— Written task 1 —
In the passage on church doctrine, from which century does it say the US Constitution dates?

— Document segment —
And that’s understandable. Official church doctrine can’t just change overnight, so a shadow, unwritten, “living doctrine” has emerged that adapts to modern needs. Think of Constitutional law in the US. We have an 18th Century document governing a 21st century nation. The document itself says nothing about freedom of movement, non-discrimination based on gender, the right to marry, the right to education, and so on. Yet all of those crucial freedoms have grown up into a shadow, unwritten, “living Constitution.” In many ways it’s unfortunate that some of our foundational ideals aren’t written down in our most basic law. But it makes sense given how politically difficult it is to amend the Constitution.

In the end, the the ambiguous status of contraception and sex within the Church — the official doctrine disapproves, while a growing shadow consensus says, “eh, whatever” — isn’t terribly surprising. In fact, it ought to be expected by someone who understands the politics of large organizations. But one unfortunate outcome is that church officials who try to reconcile their official doctrine with informal accommodations just end up sounding completely stupid.

— Written task 2 —
Please render the listing, from its first line through the line containing "207, 242, 223]", as a Markdown table with the columns No. and Line, leaving out any blank lines.

Stored items:
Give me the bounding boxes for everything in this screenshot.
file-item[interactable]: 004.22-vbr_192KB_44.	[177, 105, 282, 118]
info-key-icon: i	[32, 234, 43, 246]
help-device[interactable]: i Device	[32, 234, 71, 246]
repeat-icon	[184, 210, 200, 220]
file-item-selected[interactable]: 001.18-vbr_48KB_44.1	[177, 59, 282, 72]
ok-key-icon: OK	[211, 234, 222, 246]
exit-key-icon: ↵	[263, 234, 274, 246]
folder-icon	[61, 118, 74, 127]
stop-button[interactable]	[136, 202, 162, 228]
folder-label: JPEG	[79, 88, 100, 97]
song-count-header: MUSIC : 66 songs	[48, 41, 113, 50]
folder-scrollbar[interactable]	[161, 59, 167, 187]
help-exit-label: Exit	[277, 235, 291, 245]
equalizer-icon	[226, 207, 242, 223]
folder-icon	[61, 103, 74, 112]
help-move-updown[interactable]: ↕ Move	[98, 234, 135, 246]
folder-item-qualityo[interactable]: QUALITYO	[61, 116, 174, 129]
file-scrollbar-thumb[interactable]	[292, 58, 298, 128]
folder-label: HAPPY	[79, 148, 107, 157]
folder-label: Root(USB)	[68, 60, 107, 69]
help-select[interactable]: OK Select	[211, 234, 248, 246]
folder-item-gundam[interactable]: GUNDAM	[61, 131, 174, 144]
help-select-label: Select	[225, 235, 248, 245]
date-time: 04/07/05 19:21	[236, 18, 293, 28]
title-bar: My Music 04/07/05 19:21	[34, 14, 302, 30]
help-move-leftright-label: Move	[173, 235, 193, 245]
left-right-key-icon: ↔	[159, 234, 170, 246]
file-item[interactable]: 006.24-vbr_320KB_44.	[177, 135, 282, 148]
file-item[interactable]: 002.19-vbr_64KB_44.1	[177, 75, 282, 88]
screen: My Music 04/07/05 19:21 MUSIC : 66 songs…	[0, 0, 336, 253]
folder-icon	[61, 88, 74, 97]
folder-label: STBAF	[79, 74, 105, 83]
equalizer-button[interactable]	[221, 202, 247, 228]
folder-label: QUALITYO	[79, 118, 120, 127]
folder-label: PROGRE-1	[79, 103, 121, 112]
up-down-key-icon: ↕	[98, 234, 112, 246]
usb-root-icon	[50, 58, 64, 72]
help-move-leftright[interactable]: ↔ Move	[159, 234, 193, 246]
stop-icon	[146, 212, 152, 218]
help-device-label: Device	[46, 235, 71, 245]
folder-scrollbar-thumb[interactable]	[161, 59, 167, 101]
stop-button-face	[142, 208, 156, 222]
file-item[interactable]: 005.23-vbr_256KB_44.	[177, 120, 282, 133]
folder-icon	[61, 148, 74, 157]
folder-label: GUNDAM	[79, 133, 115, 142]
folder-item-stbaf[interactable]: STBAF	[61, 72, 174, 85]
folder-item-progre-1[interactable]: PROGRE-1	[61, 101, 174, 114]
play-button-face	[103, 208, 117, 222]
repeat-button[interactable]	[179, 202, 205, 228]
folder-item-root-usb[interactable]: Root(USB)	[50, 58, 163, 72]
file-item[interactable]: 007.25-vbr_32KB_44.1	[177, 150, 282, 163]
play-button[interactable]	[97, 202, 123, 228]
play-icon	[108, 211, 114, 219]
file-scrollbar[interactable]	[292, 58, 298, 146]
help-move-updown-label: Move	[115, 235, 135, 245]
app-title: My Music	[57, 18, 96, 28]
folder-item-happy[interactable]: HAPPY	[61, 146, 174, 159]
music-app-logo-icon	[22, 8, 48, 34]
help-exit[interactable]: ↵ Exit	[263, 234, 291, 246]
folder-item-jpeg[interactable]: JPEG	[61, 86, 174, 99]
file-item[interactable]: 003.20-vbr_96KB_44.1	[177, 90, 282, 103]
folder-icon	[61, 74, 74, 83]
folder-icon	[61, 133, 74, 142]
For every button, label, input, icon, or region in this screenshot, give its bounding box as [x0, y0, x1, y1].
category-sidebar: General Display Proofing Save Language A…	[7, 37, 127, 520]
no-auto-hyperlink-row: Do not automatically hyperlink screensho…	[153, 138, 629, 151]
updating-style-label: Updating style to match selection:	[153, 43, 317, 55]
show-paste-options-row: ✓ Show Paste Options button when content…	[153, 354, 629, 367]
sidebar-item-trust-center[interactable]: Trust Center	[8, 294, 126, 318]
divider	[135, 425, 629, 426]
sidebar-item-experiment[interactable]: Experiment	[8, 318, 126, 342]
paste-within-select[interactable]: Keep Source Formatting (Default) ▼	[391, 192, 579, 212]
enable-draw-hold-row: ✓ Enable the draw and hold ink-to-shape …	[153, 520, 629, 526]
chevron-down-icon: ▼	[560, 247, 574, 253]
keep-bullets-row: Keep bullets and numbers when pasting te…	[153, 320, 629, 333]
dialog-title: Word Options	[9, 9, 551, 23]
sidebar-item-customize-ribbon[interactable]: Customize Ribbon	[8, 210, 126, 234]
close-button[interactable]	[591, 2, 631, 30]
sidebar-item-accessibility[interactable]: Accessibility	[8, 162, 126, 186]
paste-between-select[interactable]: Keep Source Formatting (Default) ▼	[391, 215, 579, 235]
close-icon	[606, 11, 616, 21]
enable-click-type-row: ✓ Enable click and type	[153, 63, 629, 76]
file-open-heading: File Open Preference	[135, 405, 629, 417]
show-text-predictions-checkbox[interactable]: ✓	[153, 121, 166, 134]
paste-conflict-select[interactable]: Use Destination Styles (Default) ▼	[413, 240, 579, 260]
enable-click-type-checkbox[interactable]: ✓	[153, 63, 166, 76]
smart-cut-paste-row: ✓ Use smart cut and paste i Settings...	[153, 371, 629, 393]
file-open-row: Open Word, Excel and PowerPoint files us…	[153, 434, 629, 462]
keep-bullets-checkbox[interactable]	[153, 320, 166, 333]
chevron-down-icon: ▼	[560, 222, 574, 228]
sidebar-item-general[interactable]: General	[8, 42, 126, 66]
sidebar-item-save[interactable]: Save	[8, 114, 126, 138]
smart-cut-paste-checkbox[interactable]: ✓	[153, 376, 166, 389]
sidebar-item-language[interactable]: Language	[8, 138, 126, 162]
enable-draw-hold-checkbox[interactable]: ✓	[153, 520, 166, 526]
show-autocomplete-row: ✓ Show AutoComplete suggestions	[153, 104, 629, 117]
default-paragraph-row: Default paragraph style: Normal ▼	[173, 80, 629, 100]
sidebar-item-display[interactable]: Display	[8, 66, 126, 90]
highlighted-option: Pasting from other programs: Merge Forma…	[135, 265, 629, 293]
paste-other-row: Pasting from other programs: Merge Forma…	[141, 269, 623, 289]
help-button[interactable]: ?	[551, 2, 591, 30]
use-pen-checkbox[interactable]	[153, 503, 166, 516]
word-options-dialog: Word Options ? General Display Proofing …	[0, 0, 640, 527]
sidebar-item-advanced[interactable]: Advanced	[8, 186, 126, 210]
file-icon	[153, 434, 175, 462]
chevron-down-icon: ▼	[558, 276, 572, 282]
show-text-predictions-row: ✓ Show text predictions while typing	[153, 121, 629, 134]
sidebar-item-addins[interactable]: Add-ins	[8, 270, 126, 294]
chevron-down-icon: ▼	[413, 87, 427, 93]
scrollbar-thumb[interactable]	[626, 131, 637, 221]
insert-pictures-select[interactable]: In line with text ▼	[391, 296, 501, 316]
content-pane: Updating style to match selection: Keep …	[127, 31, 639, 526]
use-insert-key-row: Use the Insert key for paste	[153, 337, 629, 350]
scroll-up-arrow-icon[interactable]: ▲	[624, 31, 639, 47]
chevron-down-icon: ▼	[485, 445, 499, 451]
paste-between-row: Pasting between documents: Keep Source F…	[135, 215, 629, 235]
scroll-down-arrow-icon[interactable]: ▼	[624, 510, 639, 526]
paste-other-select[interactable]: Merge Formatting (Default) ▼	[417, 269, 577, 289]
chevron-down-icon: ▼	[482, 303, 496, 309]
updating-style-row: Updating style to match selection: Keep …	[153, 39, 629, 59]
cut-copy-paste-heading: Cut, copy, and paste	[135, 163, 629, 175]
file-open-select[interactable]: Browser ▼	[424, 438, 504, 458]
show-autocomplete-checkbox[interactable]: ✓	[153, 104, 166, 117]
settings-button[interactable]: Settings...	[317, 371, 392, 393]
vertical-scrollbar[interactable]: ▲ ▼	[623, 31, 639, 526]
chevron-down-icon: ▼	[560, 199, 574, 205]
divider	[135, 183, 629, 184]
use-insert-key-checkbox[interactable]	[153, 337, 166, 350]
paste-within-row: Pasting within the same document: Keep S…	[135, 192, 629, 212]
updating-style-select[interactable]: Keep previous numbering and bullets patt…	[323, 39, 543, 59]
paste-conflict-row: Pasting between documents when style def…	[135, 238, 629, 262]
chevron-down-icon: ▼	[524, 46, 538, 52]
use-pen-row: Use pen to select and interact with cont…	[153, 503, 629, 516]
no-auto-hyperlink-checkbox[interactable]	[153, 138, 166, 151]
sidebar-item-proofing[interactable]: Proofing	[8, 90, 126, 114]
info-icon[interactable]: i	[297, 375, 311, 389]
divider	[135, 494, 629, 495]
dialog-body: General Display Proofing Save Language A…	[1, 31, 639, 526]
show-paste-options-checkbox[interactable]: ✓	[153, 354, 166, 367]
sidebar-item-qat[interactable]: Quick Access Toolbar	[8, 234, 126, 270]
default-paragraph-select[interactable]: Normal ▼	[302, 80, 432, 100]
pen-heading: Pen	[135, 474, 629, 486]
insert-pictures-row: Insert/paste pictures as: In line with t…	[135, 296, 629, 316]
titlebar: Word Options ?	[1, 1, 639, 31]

— Final answer 1 —
The 18th century.

— Final answer 2 —
| No. | Line |
|---|---|
| 1 | Give me the bounding boxes for everything in this screenshot. |
| 2 | file-item[interactable]: 004.22-vbr_192KB_44.	[177, 105, 282, 118] |
| 3 | info-key-icon: i	[32, 234, 43, 246] |
| 4 | help-device[interactable]: i Device	[32, 234, 71, 246] |
| 5 | repeat-icon	[184, 210, 200, 220] |
| 6 | file-item-selected[interactable]: 001.18-vbr_48KB_44.1	[177, 59, 282, 72] |
| 7 | ok-key-icon: OK	[211, 234, 222, 246] |
| 8 | exit-key-icon: ↵	[263, 234, 274, 246] |
| 9 | folder-icon	[61, 118, 74, 127] |
| 10 | stop-button[interactable]	[136, 202, 162, 228] |
| 11 | folder-label: JPEG	[79, 88, 100, 97] |
| 12 | song-count-header: MUSIC : 66 songs	[48, 41, 113, 50] |
| 13 | folder-scrollbar[interactable]	[161, 59, 167, 187] |
| 14 | help-exit-label: Exit	[277, 235, 291, 245] |
| 15 | equalizer-icon	[226, 207, 242, 223] |